> _Directive_
List all lines of the data that include the string "from".

> _Extracted information_
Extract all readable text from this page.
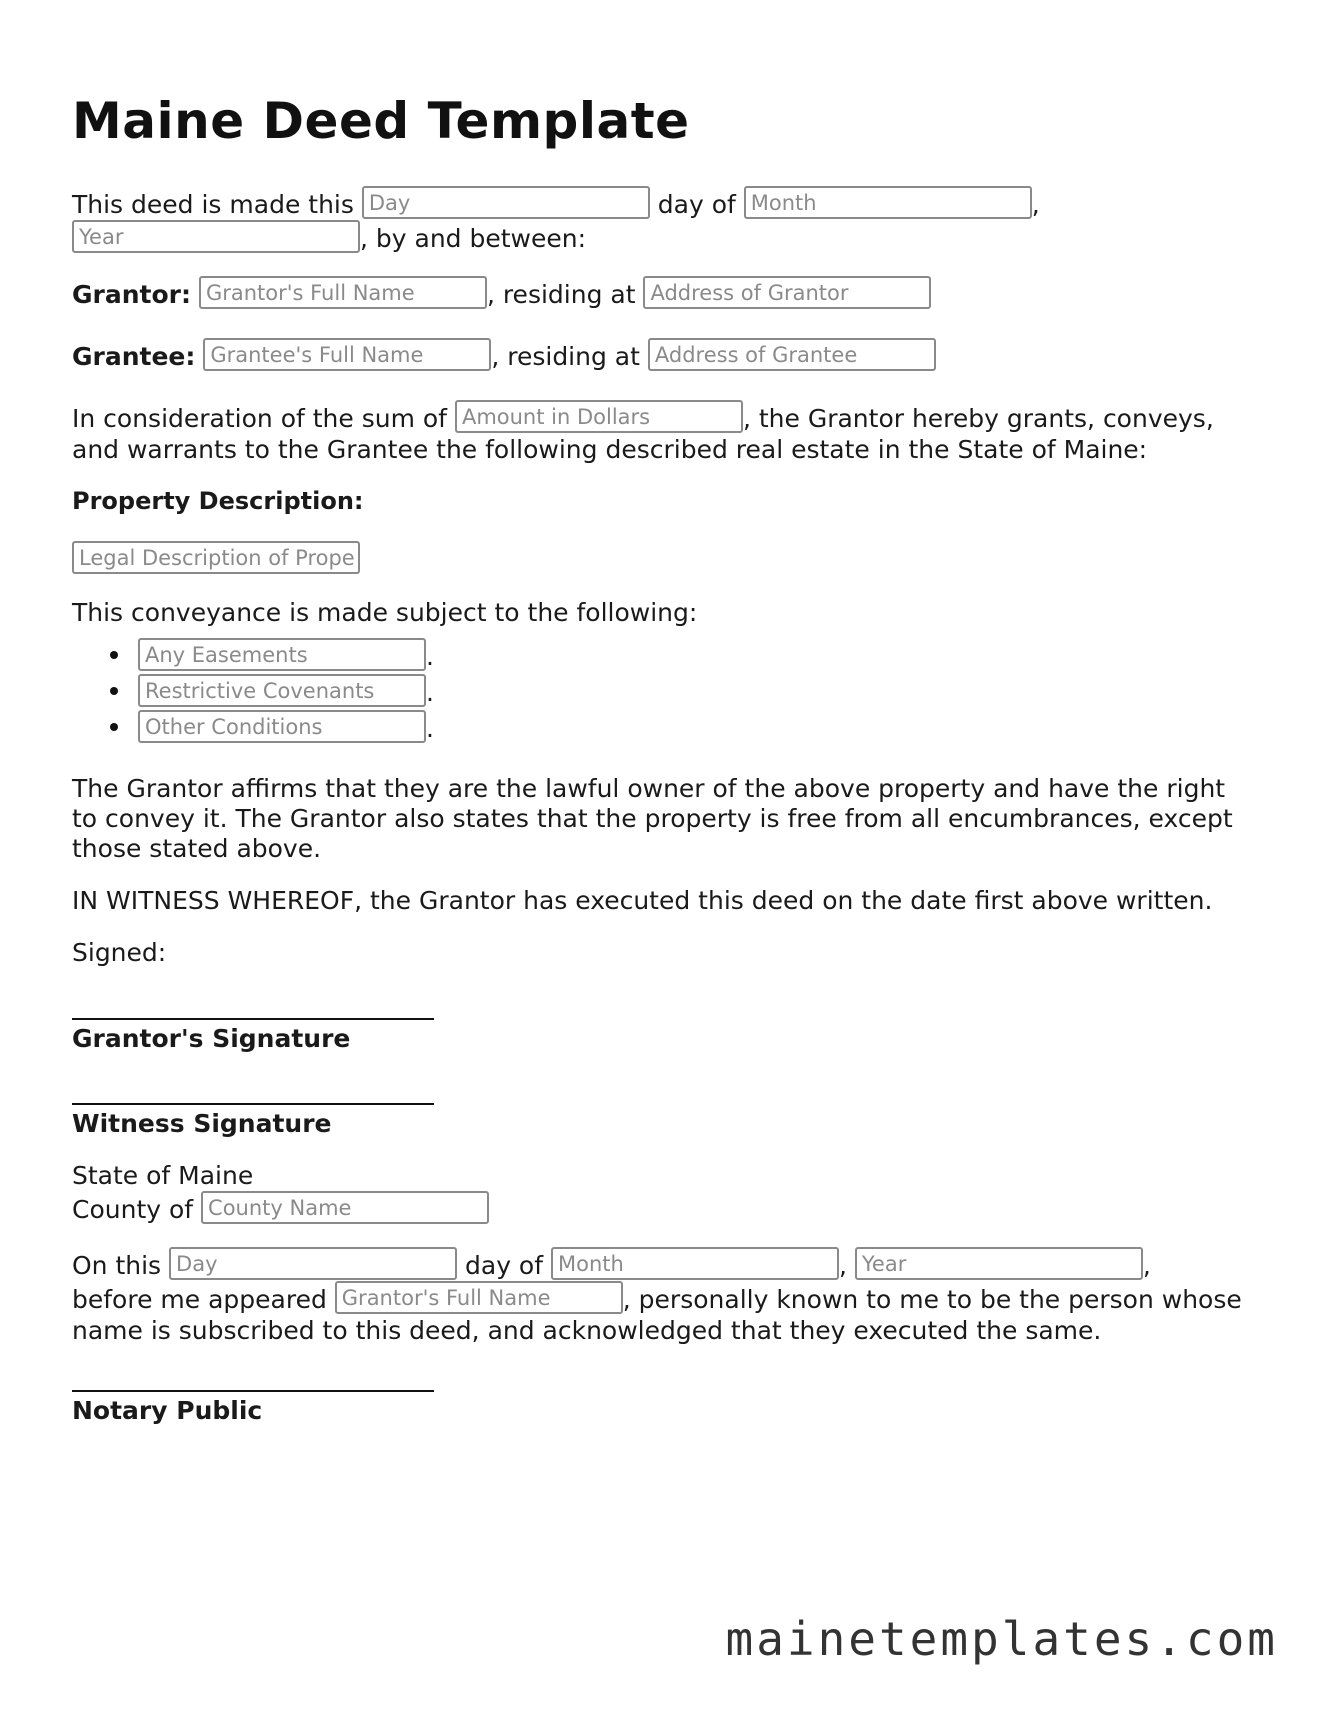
Maine Deed Template

This deed is made this Day	day of Month	, Year	, by and between:

Grantor: Grantor's Full Name	, residing at Address of Grantor
Grantee: Grantee's Full Name	, residing at Address of Grantee

In consideration of the sum of Amount in Dollars	, the Grantor hereby grants, conveys, and warrants to the Grantee the following described real estate in the State of Maine:

Property Description:

Legal Description of Prope

This conveyance is made subject to the following:

Any Easements	.
Restrictive Covenants .
Other Conditions	.

The Grantor affirms that they are the lawful owner of the above property and have the right to convey it. The Grantor also states that the property is free from all encumbrances, except those stated above.

IN WITNESS WHEREOF, the Grantor has executed this deed on the date first above written.

Signed:

Grantor's Signature
Witness Signature

State of Maine

County of County Name

On this Day	day of Month	, Year	,
before me appeared Grantor's Full Name	, personally known to me to be the person whose name is subscribed to this deed, and acknowledged that they executed the same.

Notary Public
mainetemplates.com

> _Full answer_
Extract all readable text from this page.
The Grantor affirms that they are the lawful owner of the above property and have the right to convey it. The Grantor also states that the property is free from all encumbrances, except those stated above.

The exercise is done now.